• GIVEN REQUEST:
Return each line holding the string "ผลงานด".
===
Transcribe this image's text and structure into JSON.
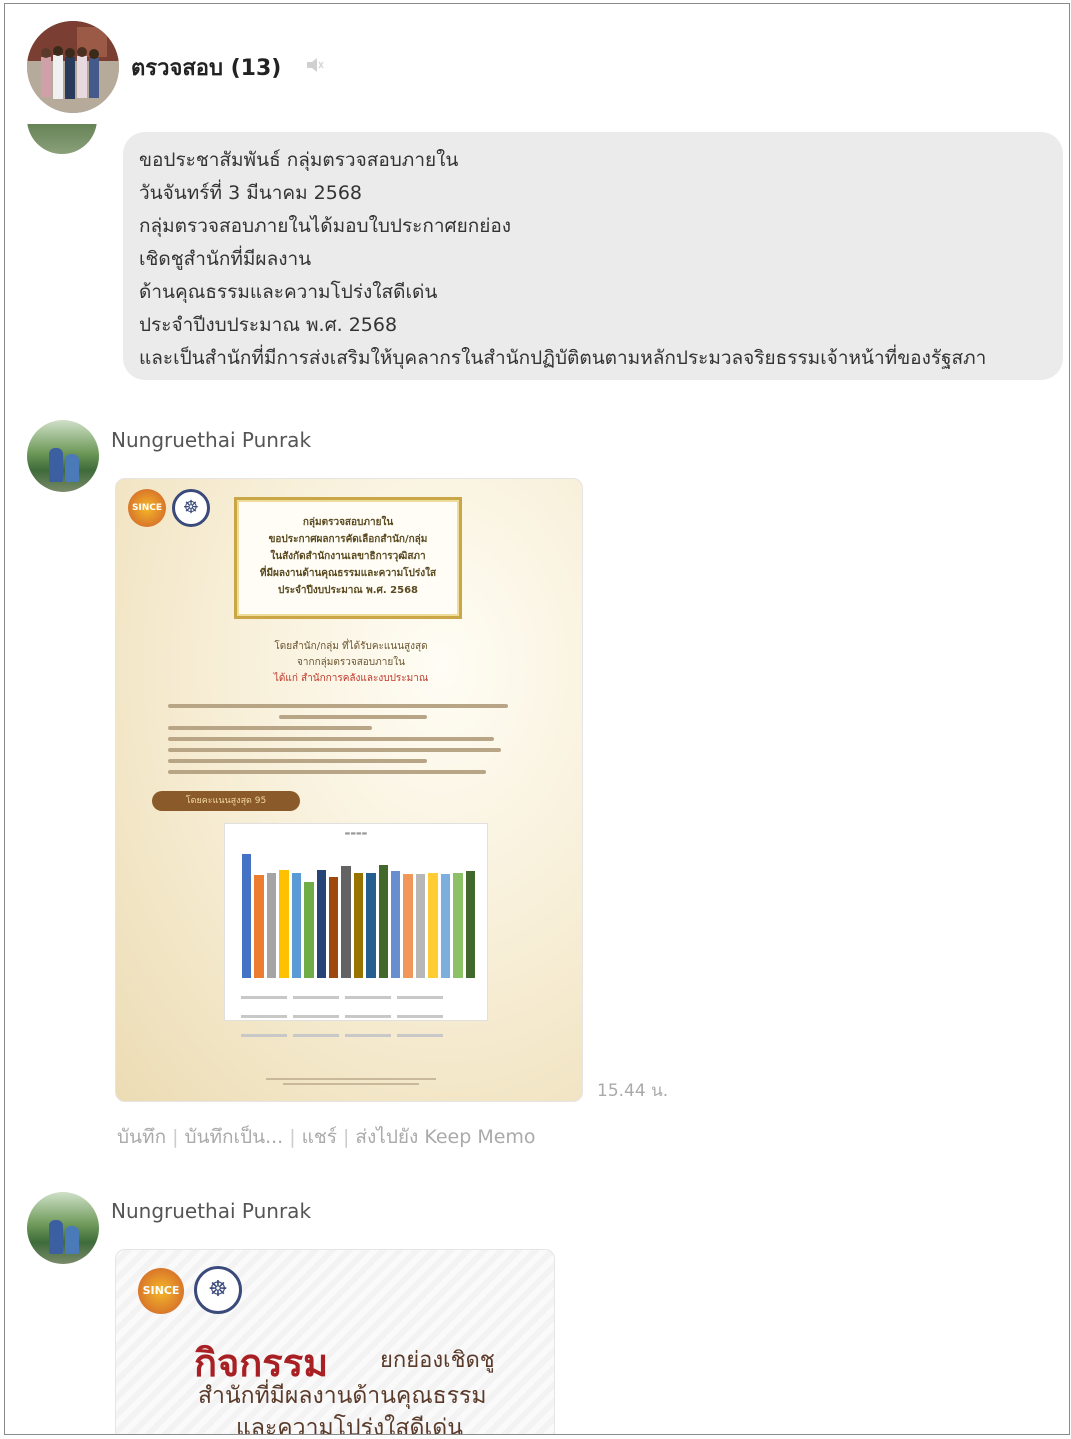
{
  "header": {
    "group_name": "ตรวจสอบ (13)"
  },
  "messages": [
    {
      "lines": [
        "ขอประชาสัมพันธ์  กลุ่มตรวจสอบภายใน",
        "วันจันทร์ที่ 3 มีนาคม 2568",
        "กลุ่มตรวจสอบภายในได้มอบใบประกาศยกย่อง",
        "เชิดชูสำนักที่มีผลงาน",
        "ด้านคุณธรรมและความโปร่งใสดีเด่น",
        "ประจำปีงบประมาณ พ.ศ. 2568",
        "และเป็นสำนักที่มีการส่งเสริมให้บุคลากรในสำนักปฏิบัติตนตามหลักประมวลจริยธรรมเจ้าหน้าที่ของรัฐสภา"
      ]
    },
    {
      "author": "Nungruethai Punrak",
      "timestamp": "15.44 น.",
      "poster": {
        "title_lines": [
          "กลุ่มตรวจสอบภายใน",
          "ขอประกาศผลการคัดเลือกสำนัก/กลุ่ม",
          "ในสังกัดสำนักงานเลขาธิการวุฒิสภา",
          "ที่มีผลงานด้านคุณธรรมและความโปร่งใส",
          "ประจำปีงบประมาณ พ.ศ. 2568"
        ],
        "sub_lines": [
          "โดยสำนัก/กลุ่ม ที่ได้รับคะแนนสูงสุด",
          "จากกลุ่มตรวจสอบภายใน",
          "ได้แก่ สำนักการคลังและงบประมาณ"
        ],
        "score_pill": "โดยคะแนนสูงสุด 95",
        "chart_values": [
          95,
          79,
          81,
          83,
          81,
          74,
          83,
          78,
          86,
          81,
          81,
          87,
          82,
          80,
          80,
          81,
          80,
          81,
          82
        ]
      },
      "actions": [
        "บันทึก",
        "บันทึกเป็น...",
        "แชร์",
        "ส่งไปยัง Keep Memo"
      ]
    },
    {
      "author": "Nungruethai Punrak",
      "poster": {
        "big": "กิจกรรม",
        "small": "ยกย่องเชิดชู",
        "line2": "สำนักที่มีผลงานด้านคุณธรรม",
        "line3": "และความโปร่งใสดีเด่น"
      }
    }
  ],
  "colors": {
    "bubble": "#ebebeb",
    "bars": [
      "#4472c4",
      "#ed7d31",
      "#a5a5a5",
      "#ffc000",
      "#5b9bd5",
      "#70ad47",
      "#264478",
      "#9e480e",
      "#636363",
      "#997300",
      "#255e91",
      "#43682b",
      "#698ed0",
      "#f1975a",
      "#b7b7b7",
      "#ffcd33",
      "#7cafdd",
      "#8cc168",
      "#43682b"
    ]
  }
}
===
• WRITTEN SOLUTION:
          "ที่มีผลงานด้านคุณธรรมและความโปร่งใส",
        "line2": "สำนักที่มีผลงานด้านคุณธรรม",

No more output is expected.